Dataset items:
+++++

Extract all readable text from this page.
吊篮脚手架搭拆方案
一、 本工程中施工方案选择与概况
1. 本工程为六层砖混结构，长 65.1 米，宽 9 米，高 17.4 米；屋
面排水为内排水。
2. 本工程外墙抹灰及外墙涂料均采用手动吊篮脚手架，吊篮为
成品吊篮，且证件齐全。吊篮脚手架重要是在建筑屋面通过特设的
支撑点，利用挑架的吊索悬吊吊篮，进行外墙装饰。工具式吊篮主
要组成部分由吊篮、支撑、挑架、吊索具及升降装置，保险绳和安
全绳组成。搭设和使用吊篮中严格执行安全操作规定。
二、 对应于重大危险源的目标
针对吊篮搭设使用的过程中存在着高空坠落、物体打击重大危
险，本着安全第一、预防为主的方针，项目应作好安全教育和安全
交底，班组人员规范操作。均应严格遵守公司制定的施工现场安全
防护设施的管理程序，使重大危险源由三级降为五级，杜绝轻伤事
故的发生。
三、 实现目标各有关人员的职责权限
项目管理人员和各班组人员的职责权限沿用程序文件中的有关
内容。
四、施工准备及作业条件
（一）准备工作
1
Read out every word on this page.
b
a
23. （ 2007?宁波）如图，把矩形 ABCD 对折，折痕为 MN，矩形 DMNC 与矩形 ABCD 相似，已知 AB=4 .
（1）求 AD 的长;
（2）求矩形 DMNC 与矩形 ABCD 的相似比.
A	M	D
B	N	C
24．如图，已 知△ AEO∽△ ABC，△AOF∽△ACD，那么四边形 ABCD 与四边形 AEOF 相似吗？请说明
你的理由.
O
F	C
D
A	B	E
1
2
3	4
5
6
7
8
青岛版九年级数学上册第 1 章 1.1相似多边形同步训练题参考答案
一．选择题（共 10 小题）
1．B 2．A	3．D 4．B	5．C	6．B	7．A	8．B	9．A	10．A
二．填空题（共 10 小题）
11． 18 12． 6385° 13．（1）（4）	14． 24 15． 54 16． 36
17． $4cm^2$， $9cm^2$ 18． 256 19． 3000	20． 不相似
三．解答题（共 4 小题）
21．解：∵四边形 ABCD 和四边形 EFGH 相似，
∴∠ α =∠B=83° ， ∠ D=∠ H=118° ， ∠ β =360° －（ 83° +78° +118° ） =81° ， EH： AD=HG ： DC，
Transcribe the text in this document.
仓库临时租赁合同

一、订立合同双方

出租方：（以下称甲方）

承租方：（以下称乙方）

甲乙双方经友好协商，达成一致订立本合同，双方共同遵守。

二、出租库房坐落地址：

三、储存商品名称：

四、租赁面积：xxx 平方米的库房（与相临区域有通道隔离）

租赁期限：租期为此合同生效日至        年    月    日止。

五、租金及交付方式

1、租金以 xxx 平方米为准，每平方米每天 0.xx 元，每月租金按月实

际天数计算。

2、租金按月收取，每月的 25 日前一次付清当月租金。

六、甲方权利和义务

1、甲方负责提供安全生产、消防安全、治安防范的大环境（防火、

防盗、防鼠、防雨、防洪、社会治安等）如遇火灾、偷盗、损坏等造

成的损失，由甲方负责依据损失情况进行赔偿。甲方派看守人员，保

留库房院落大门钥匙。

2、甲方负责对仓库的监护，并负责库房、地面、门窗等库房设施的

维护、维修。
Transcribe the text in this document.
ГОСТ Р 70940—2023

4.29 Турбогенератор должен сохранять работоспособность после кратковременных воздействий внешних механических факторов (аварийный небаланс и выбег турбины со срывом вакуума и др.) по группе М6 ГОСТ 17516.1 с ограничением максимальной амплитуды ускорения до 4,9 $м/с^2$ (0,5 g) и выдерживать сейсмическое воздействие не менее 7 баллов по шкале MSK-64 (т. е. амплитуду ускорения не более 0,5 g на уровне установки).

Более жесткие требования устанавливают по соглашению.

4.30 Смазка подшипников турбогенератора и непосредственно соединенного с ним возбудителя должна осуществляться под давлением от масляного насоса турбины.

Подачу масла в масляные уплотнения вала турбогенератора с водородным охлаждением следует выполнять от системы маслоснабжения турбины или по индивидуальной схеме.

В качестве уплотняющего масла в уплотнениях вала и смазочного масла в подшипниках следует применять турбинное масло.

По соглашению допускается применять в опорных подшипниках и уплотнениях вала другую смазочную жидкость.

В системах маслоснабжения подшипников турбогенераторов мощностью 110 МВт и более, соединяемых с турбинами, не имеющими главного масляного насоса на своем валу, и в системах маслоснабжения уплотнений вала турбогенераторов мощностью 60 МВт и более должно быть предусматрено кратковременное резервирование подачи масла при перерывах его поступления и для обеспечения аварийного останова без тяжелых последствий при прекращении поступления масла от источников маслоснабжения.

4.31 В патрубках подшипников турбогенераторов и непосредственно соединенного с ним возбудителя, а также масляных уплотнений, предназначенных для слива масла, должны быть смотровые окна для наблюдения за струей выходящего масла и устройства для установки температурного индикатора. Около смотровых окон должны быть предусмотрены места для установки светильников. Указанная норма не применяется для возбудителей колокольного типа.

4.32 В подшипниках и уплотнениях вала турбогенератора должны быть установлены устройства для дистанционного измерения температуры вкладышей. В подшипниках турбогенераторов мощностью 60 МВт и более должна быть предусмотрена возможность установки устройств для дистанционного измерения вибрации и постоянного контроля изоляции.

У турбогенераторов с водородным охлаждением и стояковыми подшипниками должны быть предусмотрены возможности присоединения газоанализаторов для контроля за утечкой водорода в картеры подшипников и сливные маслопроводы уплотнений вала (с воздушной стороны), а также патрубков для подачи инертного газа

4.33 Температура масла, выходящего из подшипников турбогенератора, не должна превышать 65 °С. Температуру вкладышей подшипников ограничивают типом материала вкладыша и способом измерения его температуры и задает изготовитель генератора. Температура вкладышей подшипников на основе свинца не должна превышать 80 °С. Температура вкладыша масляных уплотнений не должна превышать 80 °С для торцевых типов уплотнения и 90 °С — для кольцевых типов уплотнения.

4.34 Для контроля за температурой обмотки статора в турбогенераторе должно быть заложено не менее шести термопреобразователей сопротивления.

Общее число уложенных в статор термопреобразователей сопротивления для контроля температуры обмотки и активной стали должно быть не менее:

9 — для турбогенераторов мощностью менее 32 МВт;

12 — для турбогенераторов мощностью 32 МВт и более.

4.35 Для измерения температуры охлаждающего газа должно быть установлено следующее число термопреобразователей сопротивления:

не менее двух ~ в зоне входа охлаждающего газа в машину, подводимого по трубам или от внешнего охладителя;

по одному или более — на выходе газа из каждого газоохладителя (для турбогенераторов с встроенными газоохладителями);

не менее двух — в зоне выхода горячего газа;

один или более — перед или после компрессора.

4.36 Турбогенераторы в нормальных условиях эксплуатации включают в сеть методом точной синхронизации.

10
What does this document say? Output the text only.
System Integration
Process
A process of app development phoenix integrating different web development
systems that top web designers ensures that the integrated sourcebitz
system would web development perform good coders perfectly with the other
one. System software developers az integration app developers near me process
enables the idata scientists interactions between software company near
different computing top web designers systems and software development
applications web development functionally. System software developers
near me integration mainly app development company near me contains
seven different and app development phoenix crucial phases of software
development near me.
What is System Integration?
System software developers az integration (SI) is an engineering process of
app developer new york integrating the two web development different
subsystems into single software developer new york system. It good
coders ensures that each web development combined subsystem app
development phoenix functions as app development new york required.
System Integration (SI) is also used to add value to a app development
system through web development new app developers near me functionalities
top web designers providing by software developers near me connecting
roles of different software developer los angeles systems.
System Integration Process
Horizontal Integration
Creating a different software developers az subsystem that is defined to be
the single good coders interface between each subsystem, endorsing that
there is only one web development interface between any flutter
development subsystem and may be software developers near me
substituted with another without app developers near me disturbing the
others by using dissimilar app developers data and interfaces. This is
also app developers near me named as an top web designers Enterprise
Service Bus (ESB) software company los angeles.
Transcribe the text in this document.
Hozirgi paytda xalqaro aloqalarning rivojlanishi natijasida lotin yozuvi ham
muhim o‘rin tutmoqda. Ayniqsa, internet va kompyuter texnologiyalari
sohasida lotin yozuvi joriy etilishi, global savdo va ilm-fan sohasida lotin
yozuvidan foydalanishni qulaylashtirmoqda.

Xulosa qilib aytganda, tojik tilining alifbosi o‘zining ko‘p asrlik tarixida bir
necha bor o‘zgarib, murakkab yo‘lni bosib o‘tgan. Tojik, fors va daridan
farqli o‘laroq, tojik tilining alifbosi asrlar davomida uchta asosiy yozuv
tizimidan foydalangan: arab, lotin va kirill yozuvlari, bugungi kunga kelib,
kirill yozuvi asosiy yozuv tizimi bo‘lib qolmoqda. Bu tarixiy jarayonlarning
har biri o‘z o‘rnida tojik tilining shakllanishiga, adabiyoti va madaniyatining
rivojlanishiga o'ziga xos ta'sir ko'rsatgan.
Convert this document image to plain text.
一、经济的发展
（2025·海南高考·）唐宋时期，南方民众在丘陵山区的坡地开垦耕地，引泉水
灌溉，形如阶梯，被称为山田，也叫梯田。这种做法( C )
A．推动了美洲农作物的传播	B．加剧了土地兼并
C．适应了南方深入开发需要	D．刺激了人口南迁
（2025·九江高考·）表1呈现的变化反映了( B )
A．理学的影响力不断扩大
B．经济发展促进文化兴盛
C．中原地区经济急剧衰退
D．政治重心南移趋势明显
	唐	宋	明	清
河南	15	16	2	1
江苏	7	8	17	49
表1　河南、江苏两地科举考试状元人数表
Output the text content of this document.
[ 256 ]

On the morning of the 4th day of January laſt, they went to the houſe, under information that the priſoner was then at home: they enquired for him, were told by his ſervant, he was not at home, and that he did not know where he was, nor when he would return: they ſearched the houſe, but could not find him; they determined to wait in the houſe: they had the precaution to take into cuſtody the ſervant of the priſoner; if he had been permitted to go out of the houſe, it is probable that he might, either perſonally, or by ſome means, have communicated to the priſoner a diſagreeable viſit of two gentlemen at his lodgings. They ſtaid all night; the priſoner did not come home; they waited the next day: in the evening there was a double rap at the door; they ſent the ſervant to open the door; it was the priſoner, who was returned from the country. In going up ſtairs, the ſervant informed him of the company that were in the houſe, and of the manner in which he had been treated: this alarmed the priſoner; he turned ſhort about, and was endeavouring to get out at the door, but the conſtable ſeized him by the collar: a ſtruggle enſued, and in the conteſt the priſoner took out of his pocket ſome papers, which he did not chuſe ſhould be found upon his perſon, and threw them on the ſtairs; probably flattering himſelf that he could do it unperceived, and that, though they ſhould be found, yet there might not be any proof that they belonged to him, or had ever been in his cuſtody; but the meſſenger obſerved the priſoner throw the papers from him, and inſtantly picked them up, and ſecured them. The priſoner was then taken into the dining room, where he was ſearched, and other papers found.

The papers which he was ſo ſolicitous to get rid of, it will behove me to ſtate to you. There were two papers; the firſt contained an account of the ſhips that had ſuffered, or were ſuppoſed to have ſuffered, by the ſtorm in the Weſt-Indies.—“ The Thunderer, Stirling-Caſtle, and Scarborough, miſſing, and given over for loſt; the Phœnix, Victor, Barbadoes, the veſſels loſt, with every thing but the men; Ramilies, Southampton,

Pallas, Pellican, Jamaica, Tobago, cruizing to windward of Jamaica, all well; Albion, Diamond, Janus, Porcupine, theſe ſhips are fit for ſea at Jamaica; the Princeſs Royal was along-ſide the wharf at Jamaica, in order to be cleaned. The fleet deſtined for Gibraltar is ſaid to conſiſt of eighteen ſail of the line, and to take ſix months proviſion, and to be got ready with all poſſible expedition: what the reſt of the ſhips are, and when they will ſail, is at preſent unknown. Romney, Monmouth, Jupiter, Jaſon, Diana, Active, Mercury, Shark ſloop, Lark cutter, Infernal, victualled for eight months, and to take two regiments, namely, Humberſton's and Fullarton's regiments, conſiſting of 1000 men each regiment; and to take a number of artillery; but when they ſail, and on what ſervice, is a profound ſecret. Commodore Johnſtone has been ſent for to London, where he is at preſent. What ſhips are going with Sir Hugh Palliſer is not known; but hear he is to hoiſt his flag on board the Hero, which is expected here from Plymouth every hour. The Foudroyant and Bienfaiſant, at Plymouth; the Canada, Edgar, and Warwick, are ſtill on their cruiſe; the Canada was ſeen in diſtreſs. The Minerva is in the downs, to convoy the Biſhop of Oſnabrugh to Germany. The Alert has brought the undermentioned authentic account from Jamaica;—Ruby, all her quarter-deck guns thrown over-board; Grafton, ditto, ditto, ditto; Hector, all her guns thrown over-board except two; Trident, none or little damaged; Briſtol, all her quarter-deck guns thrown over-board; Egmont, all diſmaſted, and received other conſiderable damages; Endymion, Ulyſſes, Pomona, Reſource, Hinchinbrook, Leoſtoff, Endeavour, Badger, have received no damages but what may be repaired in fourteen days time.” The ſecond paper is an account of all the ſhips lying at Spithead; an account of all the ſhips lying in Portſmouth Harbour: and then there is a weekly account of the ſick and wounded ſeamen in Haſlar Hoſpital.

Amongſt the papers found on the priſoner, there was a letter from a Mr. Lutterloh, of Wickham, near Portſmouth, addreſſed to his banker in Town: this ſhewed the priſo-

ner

+++++

Objective: Return each line in the records that holds the string "турбогенератора".

Solution to this exercise:
4.30 Смазка подшипников турбогенератора и непосредственно соединенного с ним возбудителя должна осуществляться под давлением от масляного насоса турбины.
Подачу масла в масляные уплотнения вала турбогенератора с водородным охлаждением следует выполнять от системы маслоснабжения турбины или по индивидуальной схеме.
4.32 В подшипниках и уплотнениях вала турбогенератора должны быть установлены устройства для дистанционного измерения температуры вкладышей. В подшипниках турбогенераторов мощностью 60 МВт и более должна быть предусмотрена возможность установки устройств для дистанционного измерения вибрации и постоянного контроля изоляции.
4.33 Температура масла, выходящего из подшипников турбогенератора, не должна превышать 65 °С. Температуру вкладышей подшипников ограничивают типом материала вкладыша и способом измерения его температуры и задает изготовитель генератора. Температура вкладышей подшипников на основе свинца не должна превышать 80 °С. Температура вкладыша масляных уплотнений не должна превышать 80 °С для торцевых типов уплотнения и 90 °С — для кольцевых типов уплотнения.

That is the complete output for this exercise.